* [TEKS BACAAN]
Pancasila bagi rakyat Indonesia sudah merupakan harga mati, sebuah konsensus final yang lahir dari kristalisasi nilai-nilai luhur keberagaman bangsa Indonesia yang berakar dari kebudayaan bangsa sehingga Pancasila merupakan jati diri bangsa Indonesia yang akan membawa bangsa ini mencapai tujuan dan cita-cita bangsa yang beradab dan dihormati.
Pertanyaannya apakah Pancasila sudah berperan sebagaimana yang diharapkan dan dicita-citakan oleh para pendiri bangsa?
Jawabannya sudah pasti iya, terbukti semenjak proklamasi kemerdekaan hingga saat ini 77 tahun berlalu dan 100 tahun nanti bahkan selamanya kita punya keyakinan bahwa bangsa Indonesia dengan NKRI-nya akan tetap ada dan menjadi bangsa yang besar.

* [ENTRI YANG DISEDIAKAN]
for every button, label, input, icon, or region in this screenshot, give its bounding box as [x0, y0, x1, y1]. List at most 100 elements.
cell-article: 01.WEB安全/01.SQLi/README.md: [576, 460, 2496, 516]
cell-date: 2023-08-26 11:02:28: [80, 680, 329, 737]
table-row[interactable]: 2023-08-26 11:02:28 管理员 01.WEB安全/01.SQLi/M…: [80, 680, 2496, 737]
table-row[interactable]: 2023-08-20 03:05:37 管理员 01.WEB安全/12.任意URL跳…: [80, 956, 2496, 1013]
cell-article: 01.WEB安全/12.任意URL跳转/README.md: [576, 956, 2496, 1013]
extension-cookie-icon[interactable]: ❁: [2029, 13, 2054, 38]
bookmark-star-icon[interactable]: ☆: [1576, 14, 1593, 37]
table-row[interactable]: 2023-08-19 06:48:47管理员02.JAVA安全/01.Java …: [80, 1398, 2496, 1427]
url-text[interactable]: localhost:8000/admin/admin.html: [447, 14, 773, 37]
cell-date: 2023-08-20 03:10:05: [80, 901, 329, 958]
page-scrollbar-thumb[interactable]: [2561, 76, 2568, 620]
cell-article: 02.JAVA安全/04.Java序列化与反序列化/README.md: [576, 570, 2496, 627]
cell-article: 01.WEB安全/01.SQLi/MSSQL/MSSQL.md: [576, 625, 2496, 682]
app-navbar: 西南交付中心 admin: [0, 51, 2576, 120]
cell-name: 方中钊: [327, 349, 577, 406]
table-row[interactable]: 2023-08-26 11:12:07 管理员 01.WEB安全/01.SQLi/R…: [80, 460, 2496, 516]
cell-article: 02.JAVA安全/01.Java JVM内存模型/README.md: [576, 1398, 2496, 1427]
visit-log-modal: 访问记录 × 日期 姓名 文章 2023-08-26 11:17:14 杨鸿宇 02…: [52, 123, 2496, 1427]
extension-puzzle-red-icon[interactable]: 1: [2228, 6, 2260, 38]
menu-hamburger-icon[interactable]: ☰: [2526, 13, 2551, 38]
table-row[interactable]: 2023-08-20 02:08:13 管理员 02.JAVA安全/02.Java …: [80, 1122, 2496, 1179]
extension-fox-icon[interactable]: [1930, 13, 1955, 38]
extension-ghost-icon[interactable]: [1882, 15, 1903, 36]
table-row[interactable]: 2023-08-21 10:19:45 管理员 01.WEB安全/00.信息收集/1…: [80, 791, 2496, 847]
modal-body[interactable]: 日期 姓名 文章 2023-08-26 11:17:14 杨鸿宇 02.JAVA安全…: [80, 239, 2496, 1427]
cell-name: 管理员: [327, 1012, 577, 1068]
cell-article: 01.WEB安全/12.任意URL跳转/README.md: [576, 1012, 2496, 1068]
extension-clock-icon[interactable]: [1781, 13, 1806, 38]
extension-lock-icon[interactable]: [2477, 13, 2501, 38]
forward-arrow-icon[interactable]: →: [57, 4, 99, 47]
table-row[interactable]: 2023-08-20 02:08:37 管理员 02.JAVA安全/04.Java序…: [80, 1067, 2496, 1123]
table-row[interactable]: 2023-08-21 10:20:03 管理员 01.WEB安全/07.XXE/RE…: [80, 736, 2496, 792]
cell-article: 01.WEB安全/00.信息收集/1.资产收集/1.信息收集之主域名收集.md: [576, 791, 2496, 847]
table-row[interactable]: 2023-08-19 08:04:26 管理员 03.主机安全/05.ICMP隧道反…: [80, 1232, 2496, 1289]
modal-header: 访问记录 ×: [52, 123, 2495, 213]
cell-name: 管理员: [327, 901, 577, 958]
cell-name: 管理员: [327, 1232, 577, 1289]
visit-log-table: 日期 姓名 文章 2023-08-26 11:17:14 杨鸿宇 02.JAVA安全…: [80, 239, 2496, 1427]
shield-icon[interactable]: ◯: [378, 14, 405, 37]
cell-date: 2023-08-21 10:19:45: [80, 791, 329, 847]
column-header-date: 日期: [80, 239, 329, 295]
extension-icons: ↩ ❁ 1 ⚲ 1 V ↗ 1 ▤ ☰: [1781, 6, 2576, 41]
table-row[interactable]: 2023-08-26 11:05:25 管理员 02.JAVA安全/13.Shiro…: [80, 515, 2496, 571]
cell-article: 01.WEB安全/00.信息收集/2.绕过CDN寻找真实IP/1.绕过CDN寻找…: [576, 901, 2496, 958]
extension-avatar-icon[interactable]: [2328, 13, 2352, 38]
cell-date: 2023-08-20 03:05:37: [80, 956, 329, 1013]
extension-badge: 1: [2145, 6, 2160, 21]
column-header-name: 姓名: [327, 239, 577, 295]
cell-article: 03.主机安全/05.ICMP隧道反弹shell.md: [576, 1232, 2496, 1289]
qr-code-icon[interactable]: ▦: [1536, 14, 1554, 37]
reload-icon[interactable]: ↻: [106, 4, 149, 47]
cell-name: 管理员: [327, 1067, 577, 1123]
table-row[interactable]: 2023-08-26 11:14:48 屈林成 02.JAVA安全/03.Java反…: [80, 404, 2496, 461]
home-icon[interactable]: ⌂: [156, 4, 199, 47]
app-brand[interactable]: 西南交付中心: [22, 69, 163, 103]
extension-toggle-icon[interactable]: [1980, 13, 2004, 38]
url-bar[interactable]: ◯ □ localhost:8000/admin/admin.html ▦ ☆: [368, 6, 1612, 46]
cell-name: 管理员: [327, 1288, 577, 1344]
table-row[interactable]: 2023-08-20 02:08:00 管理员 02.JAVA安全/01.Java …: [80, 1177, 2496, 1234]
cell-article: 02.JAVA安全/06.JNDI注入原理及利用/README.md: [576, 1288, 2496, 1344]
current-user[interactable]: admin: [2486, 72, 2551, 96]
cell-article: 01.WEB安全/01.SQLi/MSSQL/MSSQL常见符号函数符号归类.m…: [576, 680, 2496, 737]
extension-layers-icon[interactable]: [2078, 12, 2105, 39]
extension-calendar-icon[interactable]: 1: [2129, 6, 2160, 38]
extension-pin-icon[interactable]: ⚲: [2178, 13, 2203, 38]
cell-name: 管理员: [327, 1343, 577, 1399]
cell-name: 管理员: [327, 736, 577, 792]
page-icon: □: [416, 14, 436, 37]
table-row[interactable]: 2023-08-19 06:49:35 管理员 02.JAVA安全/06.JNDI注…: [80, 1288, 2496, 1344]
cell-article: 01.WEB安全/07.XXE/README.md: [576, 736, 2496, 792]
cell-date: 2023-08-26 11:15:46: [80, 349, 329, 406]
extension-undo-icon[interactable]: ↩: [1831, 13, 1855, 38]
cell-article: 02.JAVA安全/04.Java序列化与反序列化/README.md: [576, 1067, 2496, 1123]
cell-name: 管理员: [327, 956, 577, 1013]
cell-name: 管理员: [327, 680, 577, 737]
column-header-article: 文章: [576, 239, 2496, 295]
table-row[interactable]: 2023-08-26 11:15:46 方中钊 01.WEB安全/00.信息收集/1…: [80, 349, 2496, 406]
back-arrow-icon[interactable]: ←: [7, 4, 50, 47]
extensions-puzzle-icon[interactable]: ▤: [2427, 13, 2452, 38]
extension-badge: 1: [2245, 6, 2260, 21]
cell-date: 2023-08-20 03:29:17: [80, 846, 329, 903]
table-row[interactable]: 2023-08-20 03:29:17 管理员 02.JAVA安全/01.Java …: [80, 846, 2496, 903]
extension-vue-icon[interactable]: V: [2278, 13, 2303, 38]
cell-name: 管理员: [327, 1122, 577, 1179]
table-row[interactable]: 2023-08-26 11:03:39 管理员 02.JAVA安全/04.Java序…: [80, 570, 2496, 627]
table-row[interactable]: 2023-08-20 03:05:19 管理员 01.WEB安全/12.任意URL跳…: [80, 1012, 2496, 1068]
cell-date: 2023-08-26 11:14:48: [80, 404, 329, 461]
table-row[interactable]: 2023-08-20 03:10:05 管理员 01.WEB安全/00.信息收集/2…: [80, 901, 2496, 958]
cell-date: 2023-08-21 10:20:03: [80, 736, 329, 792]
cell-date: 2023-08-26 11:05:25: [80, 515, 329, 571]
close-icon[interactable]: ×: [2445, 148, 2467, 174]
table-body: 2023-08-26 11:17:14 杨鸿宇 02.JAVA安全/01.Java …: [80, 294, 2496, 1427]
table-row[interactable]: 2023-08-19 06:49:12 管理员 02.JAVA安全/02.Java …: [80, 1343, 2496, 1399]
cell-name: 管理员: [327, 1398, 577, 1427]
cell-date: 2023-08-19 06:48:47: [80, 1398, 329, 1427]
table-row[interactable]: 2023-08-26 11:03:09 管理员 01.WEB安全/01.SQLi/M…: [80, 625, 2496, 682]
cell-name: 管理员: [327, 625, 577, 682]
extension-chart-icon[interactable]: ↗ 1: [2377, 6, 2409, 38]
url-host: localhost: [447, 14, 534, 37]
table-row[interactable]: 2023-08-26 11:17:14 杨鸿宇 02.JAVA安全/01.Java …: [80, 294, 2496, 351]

* [TUGAS YANG DIKERJAKAN]
(1) Cetak bagian teks tentang Pancasila, mulai dari "Pancasila bagi rakyat" sampai dengan "beradab dan dihormati.".
(2) Lanjutkan teks tentang Pancasila, dimulai setelah kalimat terakhirnya.

* [HASIL PENGERJAAN TUGAS]
(1)
Pancasila bagi rakyat Indonesia sudah merupakan harga mati, sebuah konsensus final yang lahir dari kristalisasi nilai-nilai luhur keberagaman bangsa Indonesia yang berakar dari kebudayaan bangsa sehingga Pancasila merupakan jati diri bangsa Indonesia yang akan membawa bangsa ini mencapai tujuan dan cita-cita bangsa yang beradab dan dihormati.

(2)
Namun, tentu saja disadari bahwa sampai sejauh ini pelaksanaan dari nilai-nilai Pancasila itu masih belum mencapai kata sempurna, masih banyak kekurangan-kekurangan, masih banyak bias, dan masih banyak kepentingan-kepentingan yang disusupkan demi kepentingan golongan, kelompok dan paham. Pada dasarnya sampai saat ini kita masih mencari dan meramu jati diri Pancasila yang sesungguhnya.
Pancasila harus dilaksanakan secara utuh, murni, dan konsekuen. Jika diibaratkan makanan, segala bahan-bahannya telah lengkap tersedia, bagaimana ia bisa menjadi makanan yang lezat dengan rasa yang sempurna bergantung pada koki yang menyajikannya, bagaimana takaran dari masing-masing bahan, bagaimana cara mengolah bahannya serta bagaimana cara penyajiannya tentu tidak sama antara satu koki dengan koki yang lainnya.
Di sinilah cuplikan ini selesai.